— Stored data entries —
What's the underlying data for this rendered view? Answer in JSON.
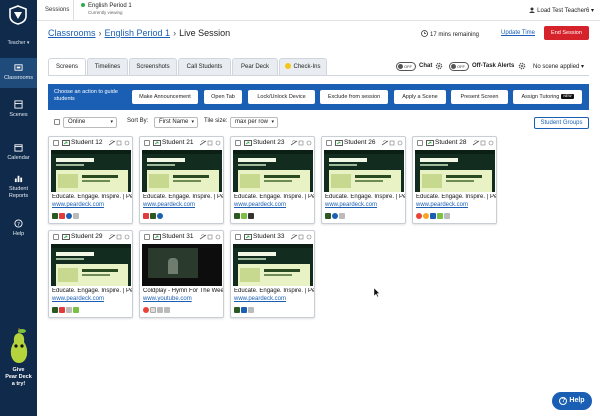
{
  "sidebar": {
    "teacher_label": "Teacher",
    "items": [
      {
        "label": "Classrooms",
        "icon": "classroom-icon",
        "active": true
      },
      {
        "label": "Scenes",
        "icon": "scenes-icon",
        "active": false
      },
      {
        "label": "Calendar",
        "icon": "calendar-icon",
        "active": false
      },
      {
        "label": "Student Reports",
        "icon": "reports-icon",
        "active": false
      },
      {
        "label": "Help",
        "icon": "help-icon",
        "active": false
      }
    ],
    "pear_promo_line1": "Give",
    "pear_promo_line2": "Pear Deck",
    "pear_promo_line3": "a try!"
  },
  "topbar": {
    "sessions_label": "Sessions",
    "period_title": "English Period 1",
    "period_status": "Currently viewing",
    "user_label": "Load Test Teacher6"
  },
  "breadcrumb": {
    "classrooms": "Classrooms",
    "class": "English Period 1",
    "current": "Live Session"
  },
  "session": {
    "timer": "17 mins remaining",
    "update_time": "Update Time",
    "end_session": "End Session"
  },
  "tabs": [
    "Screens",
    "Timelines",
    "Screenshots",
    "Call Students",
    "Pear Deck",
    "Check-Ins"
  ],
  "controls": {
    "chat_toggle": "OFF",
    "chat_label": "Chat",
    "offtask_toggle": "OFF",
    "offtask_label": "Off-Task Alerts",
    "scene": "No scene applied"
  },
  "actions": {
    "lead_line1": "Choose an action to guide",
    "lead_line2": "students",
    "buttons": [
      "Make Announcement",
      "Open Tab",
      "Lock/Unlock Device",
      "Exclude from session",
      "Apply a Scene",
      "Present Screen",
      "Assign Tutoring"
    ],
    "new_badge": "NEW"
  },
  "filters": {
    "status": "Online",
    "sort_label": "Sort By:",
    "sort_value": "First Name",
    "tile_label": "Tile size:",
    "tile_value": "max per row",
    "groups": "Student Groups"
  },
  "students": [
    {
      "name": "Student 12",
      "title": "Educate. Engage. Inspire. | Pe...",
      "url": "www.peardeck.com",
      "kind": "web"
    },
    {
      "name": "Student 21",
      "title": "Educate. Engage. Inspire. | Pe...",
      "url": "www.peardeck.com",
      "kind": "web"
    },
    {
      "name": "Student 23",
      "title": "Educate. Engage. Inspire. | Pe...",
      "url": "www.peardeck.com",
      "kind": "web"
    },
    {
      "name": "Student 26",
      "title": "Educate. Engage. Inspire. | Pe...",
      "url": "www.peardeck.com",
      "kind": "web"
    },
    {
      "name": "Student 28",
      "title": "Educate. Engage. Inspire. | Pe...",
      "url": "www.peardeck.com",
      "kind": "web"
    },
    {
      "name": "Student 29",
      "title": "Educate. Engage. Inspire. | Pe...",
      "url": "www.peardeck.com",
      "kind": "web"
    },
    {
      "name": "Student 31",
      "title": "Coldplay - Hymn For The Wee...",
      "url": "www.youtube.com",
      "kind": "video"
    },
    {
      "name": "Student 33",
      "title": "Educate. Engage. Inspire. | Pe...",
      "url": "www.peardeck.com",
      "kind": "web"
    }
  ],
  "thumb_text": {
    "headline": "Educate. Engage. Inspire.",
    "panel": "Experiences and tools designed with educators"
  },
  "help_button": "Help",
  "colors": {
    "sidebar": "#0f2a4a",
    "primary": "#1a5fb4",
    "danger": "#d6232b"
  }
}
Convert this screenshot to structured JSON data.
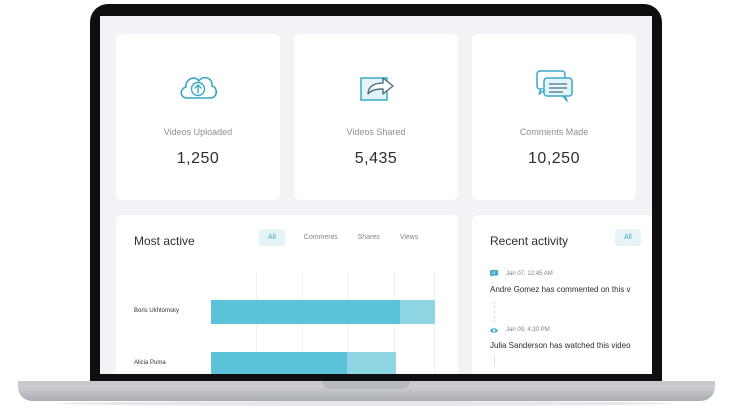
{
  "stats": [
    {
      "label": "Videos Uploaded",
      "value": "1,250",
      "icon": "cloud-upload-icon"
    },
    {
      "label": "Videos Shared",
      "value": "5,435",
      "icon": "share-arrow-icon"
    },
    {
      "label": "Comments Made",
      "value": "10,250",
      "icon": "chat-bubbles-icon"
    }
  ],
  "most_active": {
    "title": "Most active",
    "tabs": [
      "All",
      "Comments",
      "Shares",
      "Views"
    ],
    "selected_tab": "All",
    "users": [
      {
        "name": "Boris Ukhtomsky"
      },
      {
        "name": "Alicia Puma"
      }
    ]
  },
  "recent_activity": {
    "title": "Recent activity",
    "filter": "All",
    "items": [
      {
        "date": "Jan 07, 12:45 AM",
        "text": "Andre Gomez has commented on this v",
        "icon": "comment-icon"
      },
      {
        "date": "Jan 09, 4:30 PM",
        "text": "Julia Sanderson has watched this video",
        "icon": "eye-icon"
      }
    ]
  },
  "colors": {
    "accent": "#3aa9c7",
    "bar_dark": "#5bc3d9",
    "bar_light": "#8fd6e5"
  }
}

— Requirement —
Print the whole listing above once more, word for word, without its pictures.

— Expected output —
What's the underlying data for this rendered view? Answer in JSON.
{
  "sidebar": {
    "teacher_label": "Teacher",
    "items": [
      {
        "label": "Classrooms",
        "icon": "classroom-icon",
        "active": true
      },
      {
        "label": "Scenes",
        "icon": "scenes-icon",
        "active": false
      },
      {
        "label": "Calendar",
        "icon": "calendar-icon",
        "active": false
      },
      {
        "label": "Student Reports",
        "icon": "reports-icon",
        "active": false
      },
      {
        "label": "Help",
        "icon": "help-icon",
        "active": false
      }
    ],
    "pear_promo_line1": "Give",
    "pear_promo_line2": "Pear Deck",
    "pear_promo_line3": "a try!"
  },
  "topbar": {
    "sessions_label": "Sessions",
    "period_title": "English Period 1",
    "period_status": "Currently viewing",
    "user_label": "Load Test Teacher6"
  },
  "breadcrumb": {
    "classrooms": "Classrooms",
    "class": "English Period 1",
    "current": "Live Session"
  },
  "session": {
    "timer": "17 mins remaining",
    "update_time": "Update Time",
    "end_session": "End Session"
  },
  "tabs": [
    "Screens",
    "Timelines",
    "Screenshots",
    "Call Students",
    "Pear Deck",
    "Check-Ins"
  ],
  "controls": {
    "chat_toggle": "OFF",
    "chat_label": "Chat",
    "offtask_toggle": "OFF",
    "offtask_label": "Off-Task Alerts",
    "scene": "No scene applied"
  },
  "actions": {
    "lead_line1": "Choose an action to guide",
    "lead_line2": "students",
    "buttons": [
      "Make Announcement",
      "Open Tab",
      "Lock/Unlock Device",
      "Exclude from session",
      "Apply a Scene",
      "Present Screen",
      "Assign Tutoring"
    ],
    "new_badge": "NEW"
  },
  "filters": {
    "status": "Online",
    "sort_label": "Sort By:",
    "sort_value": "First Name",
    "tile_label": "Tile size:",
    "tile_value": "max per row",
    "groups": "Student Groups"
  },
  "students": [
    {
      "name": "Student 12",
      "title": "Educate. Engage. Inspire. | Pe...",
      "url": "www.peardeck.com",
      "kind": "web"
    },
    {
      "name": "Student 21",
      "title": "Educate. Engage. Inspire. | Pe...",
      "url": "www.peardeck.com",
      "kind": "web"
    },
    {
      "name": "Student 23",
      "title": "Educate. Engage. Inspire. | Pe...",
      "url": "www.peardeck.com",
      "kind": "web"
    },
    {
      "name": "Student 26",
      "title": "Educate. Engage. Inspire. | Pe...",
      "url": "www.peardeck.com",
      "kind": "web"
    },
    {
      "name": "Student 28",
      "title": "Educate. Engage. Inspire. | Pe...",
      "url": "www.peardeck.com",
      "kind": "web"
    },
    {
      "name": "Student 29",
      "title": "Educate. Engage. Inspire. | Pe...",
      "url": "www.peardeck.com",
      "kind": "web"
    },
    {
      "name": "Student 31",
      "title": "Coldplay - Hymn For The Wee...",
      "url": "www.youtube.com",
      "kind": "video"
    },
    {
      "name": "Student 33",
      "title": "Educate. Engage. Inspire. | Pe...",
      "url": "www.peardeck.com",
      "kind": "web"
    }
  ],
  "thumb_text": {
    "headline": "Educate. Engage. Inspire.",
    "panel": "Experiences and tools designed with educators"
  },
  "help_button": "Help",
  "colors": {
    "sidebar": "#0f2a4a",
    "primary": "#1a5fb4",
    "danger": "#d6232b"
  }
}
Convert this screenshot to structured JSON data.
{
  "stats": [
    {
      "label": "Videos Uploaded",
      "value": "1,250",
      "icon": "cloud-upload-icon"
    },
    {
      "label": "Videos Shared",
      "value": "5,435",
      "icon": "share-arrow-icon"
    },
    {
      "label": "Comments Made",
      "value": "10,250",
      "icon": "chat-bubbles-icon"
    }
  ],
  "most_active": {
    "title": "Most active",
    "tabs": [
      "All",
      "Comments",
      "Shares",
      "Views"
    ],
    "selected_tab": "All",
    "users": [
      {
        "name": "Boris Ukhtomsky"
      },
      {
        "name": "Alicia Puma"
      }
    ]
  },
  "recent_activity": {
    "title": "Recent activity",
    "filter": "All",
    "items": [
      {
        "date": "Jan 07, 12:45 AM",
        "text": "Andre Gomez has commented on this v",
        "icon": "comment-icon"
      },
      {
        "date": "Jan 09, 4:30 PM",
        "text": "Julia Sanderson has watched this video",
        "icon": "eye-icon"
      }
    ]
  },
  "colors": {
    "accent": "#3aa9c7",
    "bar_dark": "#5bc3d9",
    "bar_light": "#8fd6e5"
  }
}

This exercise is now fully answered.